● **Information provided**
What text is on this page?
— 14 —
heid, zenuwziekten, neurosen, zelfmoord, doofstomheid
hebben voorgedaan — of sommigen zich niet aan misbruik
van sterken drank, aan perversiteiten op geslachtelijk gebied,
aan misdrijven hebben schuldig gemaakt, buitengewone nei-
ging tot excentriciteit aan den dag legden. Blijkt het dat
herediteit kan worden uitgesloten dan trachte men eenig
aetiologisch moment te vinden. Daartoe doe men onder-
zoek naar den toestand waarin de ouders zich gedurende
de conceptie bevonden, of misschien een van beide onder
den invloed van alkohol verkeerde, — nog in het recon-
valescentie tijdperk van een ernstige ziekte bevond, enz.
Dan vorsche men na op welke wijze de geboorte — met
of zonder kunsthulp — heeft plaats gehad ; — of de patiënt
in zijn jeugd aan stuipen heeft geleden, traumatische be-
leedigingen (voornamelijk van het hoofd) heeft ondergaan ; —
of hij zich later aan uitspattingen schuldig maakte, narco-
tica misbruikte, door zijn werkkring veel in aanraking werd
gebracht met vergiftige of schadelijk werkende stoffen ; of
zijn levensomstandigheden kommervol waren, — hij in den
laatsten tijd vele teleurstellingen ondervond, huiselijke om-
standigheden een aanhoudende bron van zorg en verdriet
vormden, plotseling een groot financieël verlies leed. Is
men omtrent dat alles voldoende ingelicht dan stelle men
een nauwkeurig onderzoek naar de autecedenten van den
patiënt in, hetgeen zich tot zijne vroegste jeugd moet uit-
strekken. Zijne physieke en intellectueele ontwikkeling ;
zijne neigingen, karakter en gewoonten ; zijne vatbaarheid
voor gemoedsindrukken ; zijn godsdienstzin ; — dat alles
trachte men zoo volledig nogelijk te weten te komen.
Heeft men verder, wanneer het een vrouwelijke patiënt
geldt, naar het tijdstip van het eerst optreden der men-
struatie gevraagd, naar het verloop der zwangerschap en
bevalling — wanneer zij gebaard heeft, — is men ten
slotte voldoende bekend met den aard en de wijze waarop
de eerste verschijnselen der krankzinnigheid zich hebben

● **What you should do**
Copy the material above, line for line.

● **Correct result**
What text is on this page?
— 14 —
heid, zenuwziekten, neurosen, zelfmoord, doofstomheid
hebben voorgedaan — of sommigen zich niet aan misbruik
van sterken drank, aan perversiteiten op geslachtelijk gebied,
aan misdrijven hebben schuldig gemaakt, buitengewone nei-
ging tot excentriciteit aan den dag legden. Blijkt het dat
herediteit kan worden uitgesloten dan trachte men eenig
aetiologisch moment te vinden. Daartoe doe men onder-
zoek naar den toestand waarin de ouders zich gedurende
de conceptie bevonden, of misschien een van beide onder
den invloed van alkohol verkeerde, — nog in het recon-
valescentie tijdperk van een ernstige ziekte bevond, enz.
Dan vorsche men na op welke wijze de geboorte — met
of zonder kunsthulp — heeft plaats gehad ; — of de patiënt
in zijn jeugd aan stuipen heeft geleden, traumatische be-
leedigingen (voornamelijk van het hoofd) heeft ondergaan ; —
of hij zich later aan uitspattingen schuldig maakte, narco-
tica misbruikte, door zijn werkkring veel in aanraking werd
gebracht met vergiftige of schadelijk werkende stoffen ; of
zijn levensomstandigheden kommervol waren, — hij in den
laatsten tijd vele teleurstellingen ondervond, huiselijke om-
standigheden een aanhoudende bron van zorg en verdriet
vormden, plotseling een groot financieël verlies leed. Is
men omtrent dat alles voldoende ingelicht dan stelle men
een nauwkeurig onderzoek naar de autecedenten van den
patiënt in, hetgeen zich tot zijne vroegste jeugd moet uit-
strekken. Zijne physieke en intellectueele ontwikkeling ;
zijne neigingen, karakter en gewoonten ; zijne vatbaarheid
voor gemoedsindrukken ; zijn godsdienstzin ; — dat alles
trachte men zoo volledig nogelijk te weten te komen.
Heeft men verder, wanneer het een vrouwelijke patiënt
geldt, naar het tijdstip van het eerst optreden der men-
struatie gevraagd, naar het verloop der zwangerschap en
bevalling — wanneer zij gebaard heeft, — is men ten
slotte voldoende bekend met den aard en de wijze waarop
de eerste verschijnselen der krankzinnigheid zich hebben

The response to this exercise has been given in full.